→ **Extract provided**
Personal information
- Full name: John McKenzie Hay
- Date of birth: 21 April 1886
- Place of birth: Rokewood, Victoria
- Date of death: 21 September 1958 (aged 72)
- Place of death: Paddington, New South Wales
- Original team(s): Scotch College
- Height: 179 cm (5 ft 10 in)
- Weight: 81 kg (179 lb)

Playing career^{1}
- Years: Club / Games (Goals)
- 1906–07: Collingwood / 19 (2)
- ^{1} Playing statistics correct to the end of 1907.

= Johnny Hay =

Australian rules footballer (1886–1958)

John McKenzie Hay (21 April 1886 – 21 September 1958) was an Australian rules footballer who played with Collingwood in the Victorian Football League (VFL).

==Family==
The son of Presbyterian cleric George Hay (1843-1928), and Elizabeth McKelvie Hay (1847-1926), née McKenzie, John McKenzie Hay was born in Rokewood, Victoria on 21 April 1886.

His older brother, Robert Hay (1880–1959), played with Fitzroy in the VFL.

He married Daisy Wiliams in 1908.

==Football==
He was cleared from the Ballarat Football Club to play with Collingwood in 1906.

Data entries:
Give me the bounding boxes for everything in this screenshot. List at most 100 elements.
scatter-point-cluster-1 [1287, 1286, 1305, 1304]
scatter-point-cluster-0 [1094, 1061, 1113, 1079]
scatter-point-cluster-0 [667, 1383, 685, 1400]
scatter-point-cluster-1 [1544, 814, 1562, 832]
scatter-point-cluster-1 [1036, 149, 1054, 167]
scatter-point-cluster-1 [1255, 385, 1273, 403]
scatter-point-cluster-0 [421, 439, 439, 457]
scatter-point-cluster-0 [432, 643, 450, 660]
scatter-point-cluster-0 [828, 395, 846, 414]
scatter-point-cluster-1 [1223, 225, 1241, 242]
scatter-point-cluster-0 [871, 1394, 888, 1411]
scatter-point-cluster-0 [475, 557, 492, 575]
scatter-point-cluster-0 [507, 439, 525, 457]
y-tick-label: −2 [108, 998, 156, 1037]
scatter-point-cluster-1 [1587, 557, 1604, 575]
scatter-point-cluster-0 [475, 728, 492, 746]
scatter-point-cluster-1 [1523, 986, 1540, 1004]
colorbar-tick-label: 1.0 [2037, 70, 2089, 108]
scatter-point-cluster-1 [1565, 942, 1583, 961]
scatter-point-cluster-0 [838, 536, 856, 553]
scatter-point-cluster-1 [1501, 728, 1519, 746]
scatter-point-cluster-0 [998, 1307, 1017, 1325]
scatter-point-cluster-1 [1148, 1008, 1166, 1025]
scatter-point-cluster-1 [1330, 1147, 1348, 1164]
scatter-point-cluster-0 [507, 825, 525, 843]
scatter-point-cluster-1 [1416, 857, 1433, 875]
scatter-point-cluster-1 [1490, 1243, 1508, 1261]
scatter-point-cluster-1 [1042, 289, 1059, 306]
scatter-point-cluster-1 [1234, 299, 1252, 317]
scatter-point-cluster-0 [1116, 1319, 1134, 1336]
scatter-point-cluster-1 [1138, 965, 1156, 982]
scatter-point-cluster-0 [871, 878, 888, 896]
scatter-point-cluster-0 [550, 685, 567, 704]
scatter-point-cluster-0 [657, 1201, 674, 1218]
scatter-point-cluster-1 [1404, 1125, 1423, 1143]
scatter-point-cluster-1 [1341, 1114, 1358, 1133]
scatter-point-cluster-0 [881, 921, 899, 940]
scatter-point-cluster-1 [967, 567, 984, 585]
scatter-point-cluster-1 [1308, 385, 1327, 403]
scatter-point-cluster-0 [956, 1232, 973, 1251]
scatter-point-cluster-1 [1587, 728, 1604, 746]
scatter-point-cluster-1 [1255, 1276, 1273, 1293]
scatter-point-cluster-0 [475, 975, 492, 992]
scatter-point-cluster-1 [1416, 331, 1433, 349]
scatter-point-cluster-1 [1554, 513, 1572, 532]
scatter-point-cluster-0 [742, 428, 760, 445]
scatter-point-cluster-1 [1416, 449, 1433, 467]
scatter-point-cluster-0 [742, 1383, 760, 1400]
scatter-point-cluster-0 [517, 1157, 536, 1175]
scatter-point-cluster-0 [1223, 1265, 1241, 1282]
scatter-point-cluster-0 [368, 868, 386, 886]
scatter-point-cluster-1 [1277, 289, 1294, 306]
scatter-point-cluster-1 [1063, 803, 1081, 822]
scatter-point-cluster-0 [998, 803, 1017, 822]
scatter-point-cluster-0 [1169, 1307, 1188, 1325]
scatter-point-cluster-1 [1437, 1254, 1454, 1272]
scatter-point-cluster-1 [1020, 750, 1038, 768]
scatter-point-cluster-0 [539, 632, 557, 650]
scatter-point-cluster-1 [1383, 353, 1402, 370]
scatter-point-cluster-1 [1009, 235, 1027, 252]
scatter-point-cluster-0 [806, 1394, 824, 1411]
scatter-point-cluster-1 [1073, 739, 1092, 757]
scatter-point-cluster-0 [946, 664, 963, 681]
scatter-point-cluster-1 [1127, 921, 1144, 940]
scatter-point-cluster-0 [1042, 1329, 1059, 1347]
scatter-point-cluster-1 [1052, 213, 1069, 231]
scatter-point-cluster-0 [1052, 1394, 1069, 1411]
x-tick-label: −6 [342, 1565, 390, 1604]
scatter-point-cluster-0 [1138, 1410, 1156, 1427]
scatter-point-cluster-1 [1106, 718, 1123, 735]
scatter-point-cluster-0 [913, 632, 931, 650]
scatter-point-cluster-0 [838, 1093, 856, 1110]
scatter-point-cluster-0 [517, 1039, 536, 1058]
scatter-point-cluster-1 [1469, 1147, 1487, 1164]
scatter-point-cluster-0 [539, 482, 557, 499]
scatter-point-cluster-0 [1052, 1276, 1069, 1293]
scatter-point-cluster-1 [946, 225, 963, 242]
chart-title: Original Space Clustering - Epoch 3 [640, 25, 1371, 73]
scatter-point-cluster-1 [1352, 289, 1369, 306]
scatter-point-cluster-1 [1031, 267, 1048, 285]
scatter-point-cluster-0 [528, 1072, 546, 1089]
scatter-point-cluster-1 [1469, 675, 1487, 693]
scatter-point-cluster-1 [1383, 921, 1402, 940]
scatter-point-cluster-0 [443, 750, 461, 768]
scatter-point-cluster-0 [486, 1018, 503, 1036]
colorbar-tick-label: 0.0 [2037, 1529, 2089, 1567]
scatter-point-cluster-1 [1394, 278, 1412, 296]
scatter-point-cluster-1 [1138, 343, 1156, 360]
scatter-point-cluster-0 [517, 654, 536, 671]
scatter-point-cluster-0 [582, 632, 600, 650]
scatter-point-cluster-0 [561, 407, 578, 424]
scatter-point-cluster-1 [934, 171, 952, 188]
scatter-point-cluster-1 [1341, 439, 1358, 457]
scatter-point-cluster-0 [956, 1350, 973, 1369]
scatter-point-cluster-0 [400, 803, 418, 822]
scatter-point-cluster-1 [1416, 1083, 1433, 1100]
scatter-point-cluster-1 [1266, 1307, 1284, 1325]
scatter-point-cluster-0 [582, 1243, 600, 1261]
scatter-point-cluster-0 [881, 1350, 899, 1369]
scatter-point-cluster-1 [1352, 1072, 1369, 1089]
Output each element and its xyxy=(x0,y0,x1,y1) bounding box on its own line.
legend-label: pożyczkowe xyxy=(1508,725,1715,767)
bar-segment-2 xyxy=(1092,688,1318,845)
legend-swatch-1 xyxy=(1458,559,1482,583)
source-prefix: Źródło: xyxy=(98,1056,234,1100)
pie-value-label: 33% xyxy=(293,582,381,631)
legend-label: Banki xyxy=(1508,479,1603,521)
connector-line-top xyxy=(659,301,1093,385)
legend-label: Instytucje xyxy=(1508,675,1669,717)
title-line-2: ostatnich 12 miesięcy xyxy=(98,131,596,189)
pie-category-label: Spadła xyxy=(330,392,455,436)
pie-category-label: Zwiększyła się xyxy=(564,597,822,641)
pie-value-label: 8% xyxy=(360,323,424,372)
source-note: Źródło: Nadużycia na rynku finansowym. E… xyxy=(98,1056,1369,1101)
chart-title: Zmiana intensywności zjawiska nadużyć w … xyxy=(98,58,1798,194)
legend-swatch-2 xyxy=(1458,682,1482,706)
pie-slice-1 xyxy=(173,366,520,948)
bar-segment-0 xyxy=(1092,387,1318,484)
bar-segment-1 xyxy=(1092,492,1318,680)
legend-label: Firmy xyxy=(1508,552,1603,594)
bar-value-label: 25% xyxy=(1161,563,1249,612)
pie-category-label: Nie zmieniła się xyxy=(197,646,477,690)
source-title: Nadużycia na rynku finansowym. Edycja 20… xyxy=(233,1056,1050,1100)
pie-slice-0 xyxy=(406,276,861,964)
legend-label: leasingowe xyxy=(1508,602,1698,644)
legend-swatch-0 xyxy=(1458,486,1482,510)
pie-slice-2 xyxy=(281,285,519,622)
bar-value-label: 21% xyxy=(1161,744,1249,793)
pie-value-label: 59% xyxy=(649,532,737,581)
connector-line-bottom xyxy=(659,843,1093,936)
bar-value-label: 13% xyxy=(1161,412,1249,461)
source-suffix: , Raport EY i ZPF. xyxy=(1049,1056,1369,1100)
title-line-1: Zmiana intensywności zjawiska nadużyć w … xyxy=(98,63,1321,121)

→ **Required tasks**
- a) According to the Johnny Hay article, why was Hay cleared from the Ballarat Football Club in 1906?
- b) Answer these from the Johnny Hay article:
(i) In what town was Hay born?
(ii) With which VFL club did his older brother Robert play?
(iii) How many games and goals does the playing record show for Hay at Collingwood?
- c) Write out everything in the Johnny Hay article from "Australian rules footballer (1886–1958)" down to "21 April 1886.", word for word.

→ **Outputs in order**
- a) He was cleared so that he could play with Collingwood.

- b)
(i) Rokewood, Victoria.
(ii) Fitzroy.
(iii) 19 games and 2 goals.

- c)
Australian rules footballer (1886–1958)

John McKenzie Hay (21 April 1886 – 21 September 1958) was an Australian rules footballer who played with Collingwood in the Victorian Football League (VFL).

==Family==
The son of Presbyterian cleric George Hay (1843-1928), and Elizabeth McKelvie Hay (1847-1926), née McKenzie, John McKenzie Hay was born in Rokewood, Victoria on 21 April 1886.